Figure content listings
++++++++
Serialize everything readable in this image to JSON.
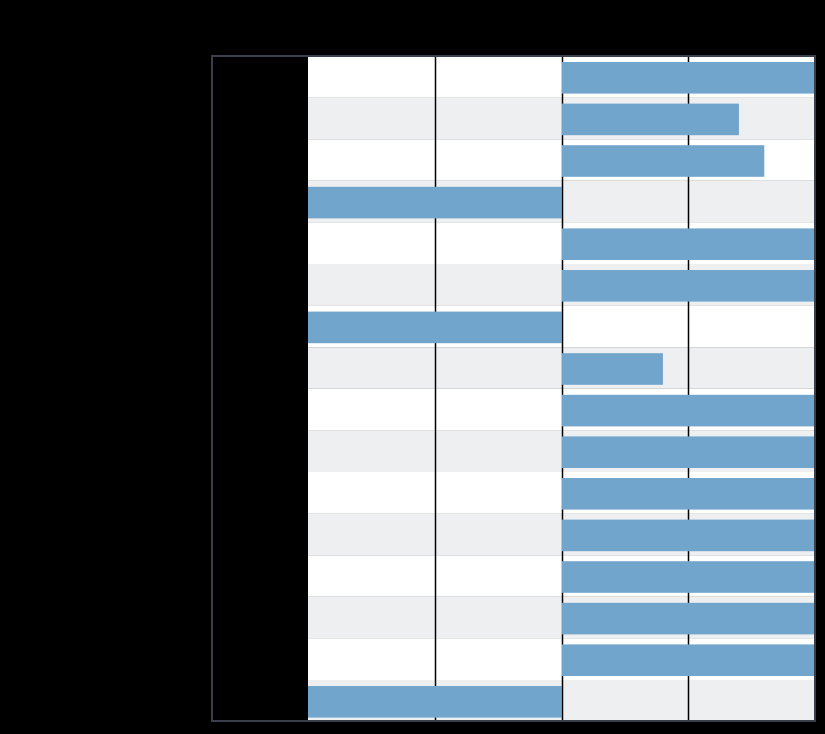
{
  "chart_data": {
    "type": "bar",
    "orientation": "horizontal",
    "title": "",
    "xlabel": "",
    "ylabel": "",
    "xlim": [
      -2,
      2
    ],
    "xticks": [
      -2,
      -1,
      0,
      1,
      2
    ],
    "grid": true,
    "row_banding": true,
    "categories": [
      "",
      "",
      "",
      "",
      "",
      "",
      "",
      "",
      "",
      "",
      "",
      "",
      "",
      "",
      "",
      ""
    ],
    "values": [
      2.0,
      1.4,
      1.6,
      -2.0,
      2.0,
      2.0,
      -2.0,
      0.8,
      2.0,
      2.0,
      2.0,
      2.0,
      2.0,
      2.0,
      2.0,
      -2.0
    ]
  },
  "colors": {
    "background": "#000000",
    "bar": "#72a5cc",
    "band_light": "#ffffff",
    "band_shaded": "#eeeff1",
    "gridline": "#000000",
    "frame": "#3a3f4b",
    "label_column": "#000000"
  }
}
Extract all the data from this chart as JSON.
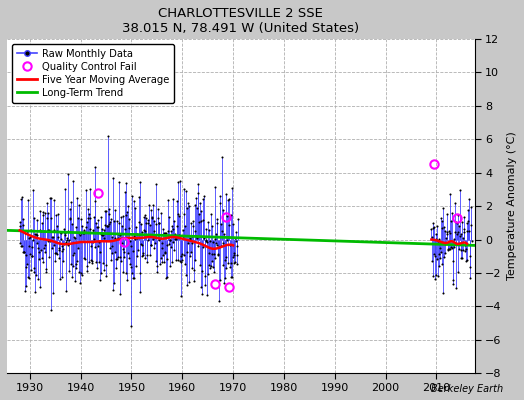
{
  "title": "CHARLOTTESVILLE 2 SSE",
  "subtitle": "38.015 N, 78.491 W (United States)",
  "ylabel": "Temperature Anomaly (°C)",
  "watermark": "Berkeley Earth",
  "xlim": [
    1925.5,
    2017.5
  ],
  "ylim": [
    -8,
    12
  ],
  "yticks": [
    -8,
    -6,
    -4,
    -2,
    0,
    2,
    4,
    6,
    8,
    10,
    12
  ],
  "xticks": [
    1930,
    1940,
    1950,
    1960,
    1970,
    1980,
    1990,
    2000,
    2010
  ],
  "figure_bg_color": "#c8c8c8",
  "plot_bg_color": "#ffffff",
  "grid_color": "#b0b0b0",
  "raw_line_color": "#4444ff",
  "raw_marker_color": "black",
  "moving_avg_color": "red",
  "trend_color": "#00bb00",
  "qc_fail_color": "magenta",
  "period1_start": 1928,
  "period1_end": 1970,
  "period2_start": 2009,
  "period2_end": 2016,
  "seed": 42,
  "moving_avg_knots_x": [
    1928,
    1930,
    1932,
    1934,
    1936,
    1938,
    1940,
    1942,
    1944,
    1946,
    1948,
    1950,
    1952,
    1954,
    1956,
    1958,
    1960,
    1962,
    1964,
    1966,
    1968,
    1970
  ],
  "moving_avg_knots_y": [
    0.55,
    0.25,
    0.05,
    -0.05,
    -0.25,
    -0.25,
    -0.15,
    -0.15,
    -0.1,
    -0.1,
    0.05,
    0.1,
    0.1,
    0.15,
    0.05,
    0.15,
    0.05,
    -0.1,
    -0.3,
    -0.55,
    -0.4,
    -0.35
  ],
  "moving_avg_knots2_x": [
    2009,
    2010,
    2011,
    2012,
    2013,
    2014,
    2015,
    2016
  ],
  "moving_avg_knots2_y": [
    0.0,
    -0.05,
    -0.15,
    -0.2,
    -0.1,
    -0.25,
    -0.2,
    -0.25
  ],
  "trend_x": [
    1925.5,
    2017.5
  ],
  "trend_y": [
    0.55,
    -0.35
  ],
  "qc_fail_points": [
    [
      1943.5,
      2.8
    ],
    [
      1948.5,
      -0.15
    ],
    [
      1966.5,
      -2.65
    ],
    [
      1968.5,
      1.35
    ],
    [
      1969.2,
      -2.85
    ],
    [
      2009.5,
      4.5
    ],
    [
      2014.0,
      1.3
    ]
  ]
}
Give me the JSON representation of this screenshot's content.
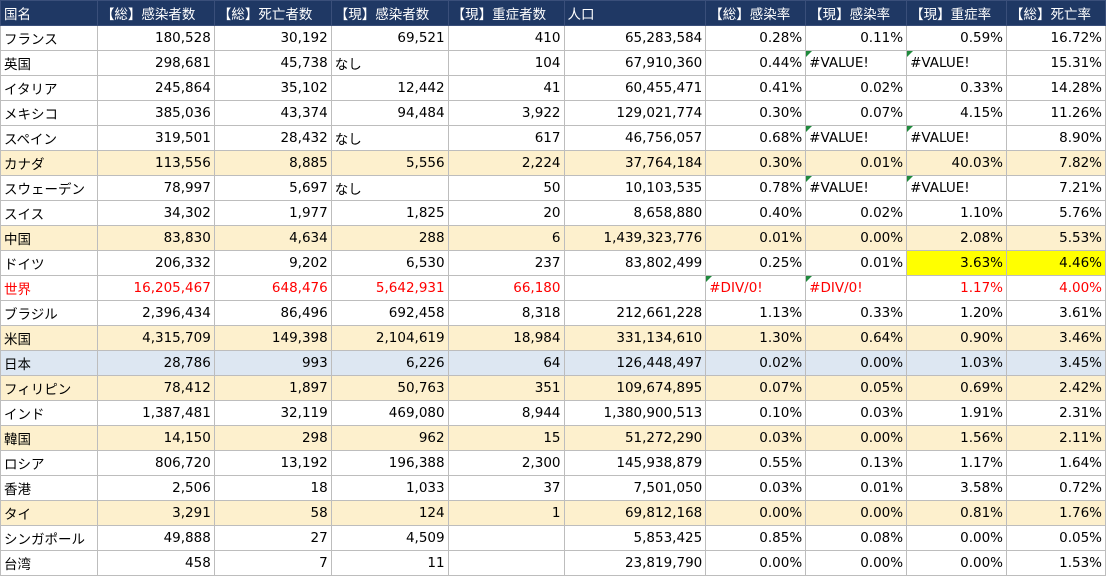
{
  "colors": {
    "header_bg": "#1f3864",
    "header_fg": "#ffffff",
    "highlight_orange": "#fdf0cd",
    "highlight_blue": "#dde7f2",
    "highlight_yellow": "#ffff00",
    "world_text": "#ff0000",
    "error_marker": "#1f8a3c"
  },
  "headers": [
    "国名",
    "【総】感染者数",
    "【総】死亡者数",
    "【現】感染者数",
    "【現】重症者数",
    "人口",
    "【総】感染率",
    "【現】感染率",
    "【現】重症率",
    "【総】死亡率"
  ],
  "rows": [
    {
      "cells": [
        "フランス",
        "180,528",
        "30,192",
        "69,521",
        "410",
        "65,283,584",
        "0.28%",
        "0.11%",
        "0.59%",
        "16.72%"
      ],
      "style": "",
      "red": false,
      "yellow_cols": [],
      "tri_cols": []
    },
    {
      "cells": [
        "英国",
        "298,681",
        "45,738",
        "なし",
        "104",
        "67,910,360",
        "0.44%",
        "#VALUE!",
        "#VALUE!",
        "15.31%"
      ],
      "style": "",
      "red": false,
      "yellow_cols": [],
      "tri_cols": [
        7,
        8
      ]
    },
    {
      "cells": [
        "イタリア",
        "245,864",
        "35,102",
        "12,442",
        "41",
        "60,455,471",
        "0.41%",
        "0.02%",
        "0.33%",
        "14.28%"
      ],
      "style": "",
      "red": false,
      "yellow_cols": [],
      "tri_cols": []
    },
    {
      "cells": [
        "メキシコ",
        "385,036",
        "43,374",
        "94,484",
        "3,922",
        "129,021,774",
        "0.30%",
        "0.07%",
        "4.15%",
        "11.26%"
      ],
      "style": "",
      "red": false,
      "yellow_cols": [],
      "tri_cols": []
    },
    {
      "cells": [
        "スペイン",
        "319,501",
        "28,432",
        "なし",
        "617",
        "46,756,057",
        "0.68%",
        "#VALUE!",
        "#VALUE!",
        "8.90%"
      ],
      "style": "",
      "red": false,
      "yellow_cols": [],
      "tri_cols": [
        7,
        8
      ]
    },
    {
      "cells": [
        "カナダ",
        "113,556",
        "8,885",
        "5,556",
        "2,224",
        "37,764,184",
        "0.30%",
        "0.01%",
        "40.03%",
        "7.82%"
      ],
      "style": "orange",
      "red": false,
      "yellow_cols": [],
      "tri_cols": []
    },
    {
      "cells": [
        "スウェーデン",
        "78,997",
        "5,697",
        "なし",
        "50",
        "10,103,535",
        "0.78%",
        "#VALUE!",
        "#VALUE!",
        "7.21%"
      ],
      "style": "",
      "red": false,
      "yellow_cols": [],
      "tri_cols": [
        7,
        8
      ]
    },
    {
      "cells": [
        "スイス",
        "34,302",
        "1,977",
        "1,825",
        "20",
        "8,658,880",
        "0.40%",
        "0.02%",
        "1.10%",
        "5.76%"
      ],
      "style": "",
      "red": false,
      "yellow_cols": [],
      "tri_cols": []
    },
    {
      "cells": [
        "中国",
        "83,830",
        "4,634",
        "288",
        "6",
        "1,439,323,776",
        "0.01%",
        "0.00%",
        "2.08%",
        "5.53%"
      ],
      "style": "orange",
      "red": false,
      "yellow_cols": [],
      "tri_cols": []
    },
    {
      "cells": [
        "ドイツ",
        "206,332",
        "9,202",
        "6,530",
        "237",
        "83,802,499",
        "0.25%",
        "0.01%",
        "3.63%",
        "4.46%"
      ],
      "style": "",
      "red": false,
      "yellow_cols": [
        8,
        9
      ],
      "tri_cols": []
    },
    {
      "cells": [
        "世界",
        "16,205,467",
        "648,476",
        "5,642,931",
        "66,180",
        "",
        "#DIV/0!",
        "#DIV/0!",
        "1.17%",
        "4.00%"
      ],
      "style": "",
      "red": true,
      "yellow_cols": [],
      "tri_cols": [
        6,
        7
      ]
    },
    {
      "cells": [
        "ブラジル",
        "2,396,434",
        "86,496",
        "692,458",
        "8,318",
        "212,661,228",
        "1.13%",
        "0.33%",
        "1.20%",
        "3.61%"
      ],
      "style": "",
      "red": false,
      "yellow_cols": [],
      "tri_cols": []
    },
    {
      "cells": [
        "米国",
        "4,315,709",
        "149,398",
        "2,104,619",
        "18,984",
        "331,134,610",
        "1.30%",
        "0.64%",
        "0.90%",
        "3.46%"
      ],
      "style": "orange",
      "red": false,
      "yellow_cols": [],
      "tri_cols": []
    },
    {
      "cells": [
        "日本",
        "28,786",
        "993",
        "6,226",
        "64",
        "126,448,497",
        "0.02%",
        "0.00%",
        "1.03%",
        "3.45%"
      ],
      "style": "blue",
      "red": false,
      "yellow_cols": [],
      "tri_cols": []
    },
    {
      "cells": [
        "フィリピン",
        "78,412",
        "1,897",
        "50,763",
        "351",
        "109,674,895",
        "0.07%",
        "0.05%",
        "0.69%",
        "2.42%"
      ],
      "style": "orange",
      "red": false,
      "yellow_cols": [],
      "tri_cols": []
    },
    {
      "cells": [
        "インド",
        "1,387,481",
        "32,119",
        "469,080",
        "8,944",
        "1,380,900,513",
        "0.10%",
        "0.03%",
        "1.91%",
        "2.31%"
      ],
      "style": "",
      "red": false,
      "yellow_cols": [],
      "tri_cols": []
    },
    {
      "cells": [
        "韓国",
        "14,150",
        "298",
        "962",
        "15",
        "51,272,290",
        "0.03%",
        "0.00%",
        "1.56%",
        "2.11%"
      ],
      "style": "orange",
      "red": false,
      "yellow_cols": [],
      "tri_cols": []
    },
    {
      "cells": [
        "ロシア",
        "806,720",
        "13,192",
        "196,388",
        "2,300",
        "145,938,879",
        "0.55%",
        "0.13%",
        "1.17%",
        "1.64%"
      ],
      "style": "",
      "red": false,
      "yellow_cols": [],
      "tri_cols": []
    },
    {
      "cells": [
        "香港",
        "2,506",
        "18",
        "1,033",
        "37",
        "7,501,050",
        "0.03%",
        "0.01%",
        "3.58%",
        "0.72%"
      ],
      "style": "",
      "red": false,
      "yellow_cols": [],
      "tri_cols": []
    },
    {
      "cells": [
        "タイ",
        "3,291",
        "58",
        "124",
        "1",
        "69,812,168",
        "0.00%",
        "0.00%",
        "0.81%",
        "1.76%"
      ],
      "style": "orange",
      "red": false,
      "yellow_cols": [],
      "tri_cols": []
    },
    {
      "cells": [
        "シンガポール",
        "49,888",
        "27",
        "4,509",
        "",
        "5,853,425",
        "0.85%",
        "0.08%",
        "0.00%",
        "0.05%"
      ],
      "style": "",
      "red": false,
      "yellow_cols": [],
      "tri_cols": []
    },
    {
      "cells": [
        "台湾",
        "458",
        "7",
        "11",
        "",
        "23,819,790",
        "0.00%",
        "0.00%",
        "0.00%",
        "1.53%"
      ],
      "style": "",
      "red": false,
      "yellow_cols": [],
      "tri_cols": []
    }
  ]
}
++++++++
Extract every line of the records above that contains the word "JSON".

» Answer to the problem
Serialize everything readable in this image to JSON.
Extract all the data from this chart as JSON.
Give me the JSON representation of this screenshot's content.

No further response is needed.